**Aim of the task:** Can you find the lines of the listing that include "understand" and copy every one?
#### Input data ####
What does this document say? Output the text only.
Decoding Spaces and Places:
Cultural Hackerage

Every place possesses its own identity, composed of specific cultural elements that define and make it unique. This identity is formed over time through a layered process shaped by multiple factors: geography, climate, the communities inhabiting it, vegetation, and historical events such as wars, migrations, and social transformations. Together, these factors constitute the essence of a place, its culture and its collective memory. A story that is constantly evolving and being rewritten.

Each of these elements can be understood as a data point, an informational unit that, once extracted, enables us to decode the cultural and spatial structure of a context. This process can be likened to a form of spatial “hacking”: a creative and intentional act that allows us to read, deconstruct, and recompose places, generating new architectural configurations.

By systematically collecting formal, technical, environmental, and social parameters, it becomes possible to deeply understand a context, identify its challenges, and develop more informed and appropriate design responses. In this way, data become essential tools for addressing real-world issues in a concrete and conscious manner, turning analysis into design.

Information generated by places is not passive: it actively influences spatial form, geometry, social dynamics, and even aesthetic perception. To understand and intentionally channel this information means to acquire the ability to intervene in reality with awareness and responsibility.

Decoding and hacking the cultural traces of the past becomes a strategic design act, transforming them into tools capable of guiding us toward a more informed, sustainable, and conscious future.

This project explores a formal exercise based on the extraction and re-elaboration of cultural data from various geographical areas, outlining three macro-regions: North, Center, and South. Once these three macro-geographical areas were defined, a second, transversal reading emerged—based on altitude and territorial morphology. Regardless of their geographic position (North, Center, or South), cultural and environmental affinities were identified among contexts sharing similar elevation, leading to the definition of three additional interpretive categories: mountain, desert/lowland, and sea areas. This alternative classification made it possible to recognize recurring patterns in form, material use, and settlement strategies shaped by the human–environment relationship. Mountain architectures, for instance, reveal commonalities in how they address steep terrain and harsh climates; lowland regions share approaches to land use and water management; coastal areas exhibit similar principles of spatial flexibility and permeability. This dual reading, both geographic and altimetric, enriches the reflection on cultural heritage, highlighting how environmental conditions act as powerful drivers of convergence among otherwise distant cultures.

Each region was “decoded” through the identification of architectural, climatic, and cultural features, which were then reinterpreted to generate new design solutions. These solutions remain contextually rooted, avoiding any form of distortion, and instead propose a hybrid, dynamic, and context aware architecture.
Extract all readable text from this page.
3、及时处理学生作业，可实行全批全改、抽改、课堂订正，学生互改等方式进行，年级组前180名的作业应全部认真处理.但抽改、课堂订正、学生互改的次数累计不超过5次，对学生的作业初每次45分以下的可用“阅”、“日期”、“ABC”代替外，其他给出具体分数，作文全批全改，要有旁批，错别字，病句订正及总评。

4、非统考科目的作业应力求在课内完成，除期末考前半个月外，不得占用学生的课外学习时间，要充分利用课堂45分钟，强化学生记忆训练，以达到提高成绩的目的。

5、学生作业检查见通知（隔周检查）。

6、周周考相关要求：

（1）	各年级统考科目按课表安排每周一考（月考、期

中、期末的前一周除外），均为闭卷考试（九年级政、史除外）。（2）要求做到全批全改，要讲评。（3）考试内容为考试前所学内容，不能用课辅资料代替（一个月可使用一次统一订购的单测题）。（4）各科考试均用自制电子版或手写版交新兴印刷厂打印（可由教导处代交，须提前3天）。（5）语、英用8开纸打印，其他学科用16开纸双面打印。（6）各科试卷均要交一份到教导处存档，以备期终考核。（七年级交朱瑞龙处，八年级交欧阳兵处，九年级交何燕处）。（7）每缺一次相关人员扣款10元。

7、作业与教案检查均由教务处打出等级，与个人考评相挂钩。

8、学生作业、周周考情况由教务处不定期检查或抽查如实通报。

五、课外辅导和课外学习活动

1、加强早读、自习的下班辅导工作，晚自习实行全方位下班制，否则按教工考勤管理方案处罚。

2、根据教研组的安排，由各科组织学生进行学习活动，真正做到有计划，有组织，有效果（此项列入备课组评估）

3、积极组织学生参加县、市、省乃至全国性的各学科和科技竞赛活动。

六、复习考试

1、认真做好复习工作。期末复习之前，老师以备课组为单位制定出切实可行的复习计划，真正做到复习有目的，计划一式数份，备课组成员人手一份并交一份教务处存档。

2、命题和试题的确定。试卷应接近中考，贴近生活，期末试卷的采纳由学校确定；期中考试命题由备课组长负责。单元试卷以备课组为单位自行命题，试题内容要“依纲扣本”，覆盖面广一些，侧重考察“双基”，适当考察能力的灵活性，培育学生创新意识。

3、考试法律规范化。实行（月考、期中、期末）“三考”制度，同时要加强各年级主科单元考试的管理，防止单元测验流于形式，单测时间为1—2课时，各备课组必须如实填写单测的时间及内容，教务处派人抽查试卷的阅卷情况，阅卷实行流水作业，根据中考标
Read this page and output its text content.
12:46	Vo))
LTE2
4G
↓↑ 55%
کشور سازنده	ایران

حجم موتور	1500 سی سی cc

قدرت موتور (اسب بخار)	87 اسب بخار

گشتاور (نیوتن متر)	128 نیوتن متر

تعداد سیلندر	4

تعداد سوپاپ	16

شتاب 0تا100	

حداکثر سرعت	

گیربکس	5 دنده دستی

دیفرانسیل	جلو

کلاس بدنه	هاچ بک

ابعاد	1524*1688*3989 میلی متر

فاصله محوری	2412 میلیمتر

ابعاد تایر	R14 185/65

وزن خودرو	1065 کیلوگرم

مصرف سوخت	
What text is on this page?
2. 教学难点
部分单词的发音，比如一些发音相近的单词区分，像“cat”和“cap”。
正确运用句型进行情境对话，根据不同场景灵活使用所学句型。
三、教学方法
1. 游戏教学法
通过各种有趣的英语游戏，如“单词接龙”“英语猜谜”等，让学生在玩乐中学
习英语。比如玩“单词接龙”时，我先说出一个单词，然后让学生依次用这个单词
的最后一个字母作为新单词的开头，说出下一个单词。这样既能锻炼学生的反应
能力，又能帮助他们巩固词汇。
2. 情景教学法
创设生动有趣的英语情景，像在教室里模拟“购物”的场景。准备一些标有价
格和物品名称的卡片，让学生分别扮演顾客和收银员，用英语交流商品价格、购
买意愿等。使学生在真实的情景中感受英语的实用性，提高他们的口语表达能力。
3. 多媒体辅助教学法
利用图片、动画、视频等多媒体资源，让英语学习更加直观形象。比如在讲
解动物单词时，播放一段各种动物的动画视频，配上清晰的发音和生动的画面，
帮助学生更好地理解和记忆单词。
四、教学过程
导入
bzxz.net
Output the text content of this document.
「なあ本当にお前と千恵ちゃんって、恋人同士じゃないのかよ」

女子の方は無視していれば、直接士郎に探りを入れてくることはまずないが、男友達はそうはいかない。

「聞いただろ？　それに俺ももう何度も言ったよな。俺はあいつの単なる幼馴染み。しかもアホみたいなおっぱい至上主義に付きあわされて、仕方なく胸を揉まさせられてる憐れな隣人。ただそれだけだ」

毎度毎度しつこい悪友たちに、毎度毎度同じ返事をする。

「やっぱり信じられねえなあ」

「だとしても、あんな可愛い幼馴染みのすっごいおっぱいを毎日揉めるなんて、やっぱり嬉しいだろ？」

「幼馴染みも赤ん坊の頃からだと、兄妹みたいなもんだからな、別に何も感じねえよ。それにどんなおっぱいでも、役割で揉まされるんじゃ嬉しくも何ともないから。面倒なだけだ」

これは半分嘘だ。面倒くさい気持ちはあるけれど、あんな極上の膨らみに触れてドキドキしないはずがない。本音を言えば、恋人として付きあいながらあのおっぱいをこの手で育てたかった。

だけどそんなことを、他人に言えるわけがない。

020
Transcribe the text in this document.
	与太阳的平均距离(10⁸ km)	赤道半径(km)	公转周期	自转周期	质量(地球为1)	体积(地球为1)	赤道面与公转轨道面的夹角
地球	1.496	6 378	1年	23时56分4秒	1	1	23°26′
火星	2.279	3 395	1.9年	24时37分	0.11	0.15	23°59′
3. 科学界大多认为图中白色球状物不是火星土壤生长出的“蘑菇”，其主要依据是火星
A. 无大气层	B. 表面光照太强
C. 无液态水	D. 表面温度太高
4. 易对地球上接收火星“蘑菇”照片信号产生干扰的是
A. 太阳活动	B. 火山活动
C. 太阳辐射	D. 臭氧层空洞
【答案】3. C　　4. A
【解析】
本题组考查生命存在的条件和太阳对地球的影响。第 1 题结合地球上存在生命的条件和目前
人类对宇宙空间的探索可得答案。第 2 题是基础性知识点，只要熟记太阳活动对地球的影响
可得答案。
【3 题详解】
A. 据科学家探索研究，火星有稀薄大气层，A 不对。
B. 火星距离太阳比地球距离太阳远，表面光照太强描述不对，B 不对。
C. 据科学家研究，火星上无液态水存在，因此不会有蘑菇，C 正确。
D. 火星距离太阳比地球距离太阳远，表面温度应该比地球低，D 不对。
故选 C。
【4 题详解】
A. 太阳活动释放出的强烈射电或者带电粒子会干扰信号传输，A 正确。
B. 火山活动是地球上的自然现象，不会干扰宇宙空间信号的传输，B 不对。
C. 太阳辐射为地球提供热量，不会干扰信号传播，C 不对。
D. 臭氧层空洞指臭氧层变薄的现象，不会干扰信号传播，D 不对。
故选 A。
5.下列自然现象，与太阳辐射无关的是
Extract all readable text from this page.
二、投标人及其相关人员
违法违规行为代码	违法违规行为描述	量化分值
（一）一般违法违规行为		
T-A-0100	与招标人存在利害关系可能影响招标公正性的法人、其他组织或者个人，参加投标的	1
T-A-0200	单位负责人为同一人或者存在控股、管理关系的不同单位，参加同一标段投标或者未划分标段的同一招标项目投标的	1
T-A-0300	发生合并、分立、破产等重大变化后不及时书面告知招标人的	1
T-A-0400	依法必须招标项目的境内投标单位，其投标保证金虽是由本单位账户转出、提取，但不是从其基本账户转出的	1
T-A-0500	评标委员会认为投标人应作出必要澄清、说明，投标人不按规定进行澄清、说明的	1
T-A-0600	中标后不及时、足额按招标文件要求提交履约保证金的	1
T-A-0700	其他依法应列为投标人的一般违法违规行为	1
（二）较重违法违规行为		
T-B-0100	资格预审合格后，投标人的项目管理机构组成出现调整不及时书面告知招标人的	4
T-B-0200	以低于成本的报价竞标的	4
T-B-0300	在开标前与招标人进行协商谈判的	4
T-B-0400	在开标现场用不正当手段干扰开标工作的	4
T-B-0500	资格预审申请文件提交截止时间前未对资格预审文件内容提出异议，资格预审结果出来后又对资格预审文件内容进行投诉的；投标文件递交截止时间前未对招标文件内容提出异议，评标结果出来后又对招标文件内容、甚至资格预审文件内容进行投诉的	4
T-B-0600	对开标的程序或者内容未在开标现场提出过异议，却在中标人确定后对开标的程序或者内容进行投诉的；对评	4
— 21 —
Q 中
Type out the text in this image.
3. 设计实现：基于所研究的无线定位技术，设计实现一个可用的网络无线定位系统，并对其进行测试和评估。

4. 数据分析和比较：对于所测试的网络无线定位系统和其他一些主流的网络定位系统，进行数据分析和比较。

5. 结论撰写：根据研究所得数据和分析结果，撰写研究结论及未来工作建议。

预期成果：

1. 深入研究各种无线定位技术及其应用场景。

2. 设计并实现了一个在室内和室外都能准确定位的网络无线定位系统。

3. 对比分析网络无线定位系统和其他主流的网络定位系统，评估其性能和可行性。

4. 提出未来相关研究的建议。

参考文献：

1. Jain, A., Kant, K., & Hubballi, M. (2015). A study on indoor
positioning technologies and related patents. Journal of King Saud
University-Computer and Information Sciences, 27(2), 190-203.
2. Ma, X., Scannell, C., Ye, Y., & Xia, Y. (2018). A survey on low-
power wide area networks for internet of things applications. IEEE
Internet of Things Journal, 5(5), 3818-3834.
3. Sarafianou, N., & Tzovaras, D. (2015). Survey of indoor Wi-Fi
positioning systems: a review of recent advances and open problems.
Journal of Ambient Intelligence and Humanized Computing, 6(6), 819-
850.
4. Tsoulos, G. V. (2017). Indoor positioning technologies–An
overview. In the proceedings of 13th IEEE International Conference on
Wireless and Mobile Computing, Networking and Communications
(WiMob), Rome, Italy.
####
**Response to the task:**
By systematically collecting formal, technical, environmental, and social parameters, it becomes possible to deeply understand a context, identify its challenges, and develop more informed and appropriate design responses. In this way, data become essential tools for addressing real-world issues in a concrete and conscious manner, turning analysis into design.
Information generated by places is not passive: it actively influences spatial form, geometry, social dynamics, and even aesthetic perception. To understand and intentionally channel this information means to acquire the ability to intervene in reality with awareness and responsibility.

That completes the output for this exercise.